**GIVEN INSTRUCTION**
Locate and copy each line in the data that contains the word "Orfila".

Begin THE INPUT

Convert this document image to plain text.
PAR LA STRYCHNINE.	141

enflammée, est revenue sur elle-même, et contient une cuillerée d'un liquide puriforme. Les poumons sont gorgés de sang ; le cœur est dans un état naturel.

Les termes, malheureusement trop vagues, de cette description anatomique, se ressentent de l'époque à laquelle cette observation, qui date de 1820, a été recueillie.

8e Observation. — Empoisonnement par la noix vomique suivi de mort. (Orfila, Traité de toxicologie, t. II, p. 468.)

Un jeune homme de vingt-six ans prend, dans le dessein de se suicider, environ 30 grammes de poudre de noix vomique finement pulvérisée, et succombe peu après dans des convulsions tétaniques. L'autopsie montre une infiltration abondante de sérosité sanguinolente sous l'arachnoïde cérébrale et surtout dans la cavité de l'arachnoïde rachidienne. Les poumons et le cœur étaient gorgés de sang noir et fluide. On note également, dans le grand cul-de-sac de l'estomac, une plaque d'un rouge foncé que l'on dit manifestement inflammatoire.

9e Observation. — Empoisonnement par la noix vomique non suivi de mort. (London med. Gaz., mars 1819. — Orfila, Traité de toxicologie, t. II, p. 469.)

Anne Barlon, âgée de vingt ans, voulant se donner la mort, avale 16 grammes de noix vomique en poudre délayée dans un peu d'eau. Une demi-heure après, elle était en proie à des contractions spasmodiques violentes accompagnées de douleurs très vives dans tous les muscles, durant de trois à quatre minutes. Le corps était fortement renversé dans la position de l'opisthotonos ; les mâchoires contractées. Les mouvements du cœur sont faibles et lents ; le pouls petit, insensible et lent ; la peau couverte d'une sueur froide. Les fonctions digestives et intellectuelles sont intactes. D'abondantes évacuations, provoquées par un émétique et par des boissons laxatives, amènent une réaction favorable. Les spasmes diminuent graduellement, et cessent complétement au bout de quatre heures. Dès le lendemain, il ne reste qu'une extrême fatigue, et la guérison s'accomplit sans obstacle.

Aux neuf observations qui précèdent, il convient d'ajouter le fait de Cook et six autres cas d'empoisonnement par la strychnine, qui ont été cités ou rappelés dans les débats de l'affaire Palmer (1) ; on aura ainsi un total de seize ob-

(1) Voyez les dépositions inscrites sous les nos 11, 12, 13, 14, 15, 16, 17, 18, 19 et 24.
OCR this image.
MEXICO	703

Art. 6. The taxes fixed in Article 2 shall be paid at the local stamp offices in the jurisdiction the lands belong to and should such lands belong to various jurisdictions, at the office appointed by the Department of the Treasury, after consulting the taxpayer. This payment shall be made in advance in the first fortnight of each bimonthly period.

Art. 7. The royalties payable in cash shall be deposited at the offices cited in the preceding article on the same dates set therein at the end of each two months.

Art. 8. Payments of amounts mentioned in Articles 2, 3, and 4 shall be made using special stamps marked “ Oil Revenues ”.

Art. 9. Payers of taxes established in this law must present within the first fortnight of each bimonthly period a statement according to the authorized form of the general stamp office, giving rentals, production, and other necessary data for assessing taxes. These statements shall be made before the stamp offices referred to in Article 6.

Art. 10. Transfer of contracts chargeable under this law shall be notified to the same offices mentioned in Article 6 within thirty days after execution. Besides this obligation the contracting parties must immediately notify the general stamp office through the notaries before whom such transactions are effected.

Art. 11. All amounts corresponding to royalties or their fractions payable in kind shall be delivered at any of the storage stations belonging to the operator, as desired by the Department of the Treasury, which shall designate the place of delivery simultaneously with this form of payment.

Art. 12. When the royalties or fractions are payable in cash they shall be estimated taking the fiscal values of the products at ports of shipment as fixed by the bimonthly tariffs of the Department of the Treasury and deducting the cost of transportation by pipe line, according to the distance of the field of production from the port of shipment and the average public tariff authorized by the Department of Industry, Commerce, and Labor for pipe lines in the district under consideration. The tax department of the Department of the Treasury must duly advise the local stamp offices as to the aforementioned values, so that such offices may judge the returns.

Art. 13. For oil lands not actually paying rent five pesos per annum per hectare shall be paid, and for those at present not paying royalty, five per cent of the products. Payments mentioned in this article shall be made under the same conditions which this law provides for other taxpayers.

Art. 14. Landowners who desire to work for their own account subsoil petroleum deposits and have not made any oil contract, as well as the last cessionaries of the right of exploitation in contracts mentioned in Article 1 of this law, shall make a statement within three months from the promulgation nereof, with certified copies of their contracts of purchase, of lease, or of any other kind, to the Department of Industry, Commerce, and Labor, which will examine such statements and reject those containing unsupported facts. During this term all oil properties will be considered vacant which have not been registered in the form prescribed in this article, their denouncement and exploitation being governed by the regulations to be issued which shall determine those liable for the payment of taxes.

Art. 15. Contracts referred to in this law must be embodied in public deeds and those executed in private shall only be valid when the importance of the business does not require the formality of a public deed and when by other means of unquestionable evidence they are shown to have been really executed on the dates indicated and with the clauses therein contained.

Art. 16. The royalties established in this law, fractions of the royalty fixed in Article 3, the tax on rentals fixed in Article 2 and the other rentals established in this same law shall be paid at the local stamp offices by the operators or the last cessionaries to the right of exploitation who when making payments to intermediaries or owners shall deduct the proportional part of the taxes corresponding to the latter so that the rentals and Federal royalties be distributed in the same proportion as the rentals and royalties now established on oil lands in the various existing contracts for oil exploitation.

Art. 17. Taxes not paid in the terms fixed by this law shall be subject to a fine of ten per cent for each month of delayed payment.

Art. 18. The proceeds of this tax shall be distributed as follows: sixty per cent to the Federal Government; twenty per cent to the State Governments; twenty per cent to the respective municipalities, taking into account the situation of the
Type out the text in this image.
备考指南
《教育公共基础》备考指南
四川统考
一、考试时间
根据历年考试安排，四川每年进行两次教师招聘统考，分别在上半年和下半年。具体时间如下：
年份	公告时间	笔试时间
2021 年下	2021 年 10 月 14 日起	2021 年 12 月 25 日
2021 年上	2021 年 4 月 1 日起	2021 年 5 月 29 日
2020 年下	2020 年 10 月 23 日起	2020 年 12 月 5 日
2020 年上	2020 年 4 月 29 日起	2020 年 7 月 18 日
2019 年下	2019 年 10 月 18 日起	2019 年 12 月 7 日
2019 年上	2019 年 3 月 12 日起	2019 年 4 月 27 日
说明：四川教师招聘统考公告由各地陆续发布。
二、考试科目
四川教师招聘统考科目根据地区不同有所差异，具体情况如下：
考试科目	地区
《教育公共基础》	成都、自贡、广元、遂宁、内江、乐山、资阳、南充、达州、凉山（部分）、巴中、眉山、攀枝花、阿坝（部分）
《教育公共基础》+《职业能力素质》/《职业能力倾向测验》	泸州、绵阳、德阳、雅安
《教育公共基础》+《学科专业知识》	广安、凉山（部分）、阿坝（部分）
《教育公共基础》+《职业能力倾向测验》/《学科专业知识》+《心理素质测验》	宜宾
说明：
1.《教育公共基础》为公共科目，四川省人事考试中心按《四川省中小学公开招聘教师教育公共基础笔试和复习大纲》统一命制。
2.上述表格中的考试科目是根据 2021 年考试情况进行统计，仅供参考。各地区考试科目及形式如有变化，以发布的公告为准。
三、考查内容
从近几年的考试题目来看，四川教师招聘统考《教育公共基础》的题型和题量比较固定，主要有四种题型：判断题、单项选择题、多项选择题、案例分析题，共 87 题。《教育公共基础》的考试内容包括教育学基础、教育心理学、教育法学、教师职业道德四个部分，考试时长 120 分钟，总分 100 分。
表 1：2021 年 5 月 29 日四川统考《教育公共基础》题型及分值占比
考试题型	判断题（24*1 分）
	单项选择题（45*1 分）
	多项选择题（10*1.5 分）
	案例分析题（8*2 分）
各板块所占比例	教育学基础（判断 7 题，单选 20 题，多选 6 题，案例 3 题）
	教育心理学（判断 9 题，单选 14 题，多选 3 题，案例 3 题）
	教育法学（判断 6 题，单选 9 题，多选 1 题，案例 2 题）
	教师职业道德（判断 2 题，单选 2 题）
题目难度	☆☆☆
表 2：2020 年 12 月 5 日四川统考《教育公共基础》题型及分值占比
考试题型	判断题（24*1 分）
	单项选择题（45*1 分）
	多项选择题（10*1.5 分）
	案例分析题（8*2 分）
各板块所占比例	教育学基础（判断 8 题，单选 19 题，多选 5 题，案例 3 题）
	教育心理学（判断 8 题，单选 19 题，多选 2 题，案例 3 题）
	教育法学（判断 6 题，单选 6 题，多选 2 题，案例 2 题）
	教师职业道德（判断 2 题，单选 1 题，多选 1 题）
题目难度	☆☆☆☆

End THE INPUT

**SOLVED PROBLEM**
8e Observation. — Empoisonnement par la noix vomique suivi de mort. (Orfila, Traité de toxicologie, t. II, p. 468.)
9e Observation. — Empoisonnement par la noix vomique non suivi de mort. (London med. Gaz., mars 1819. — Orfila, Traité de toxicologie, t. II, p. 469.)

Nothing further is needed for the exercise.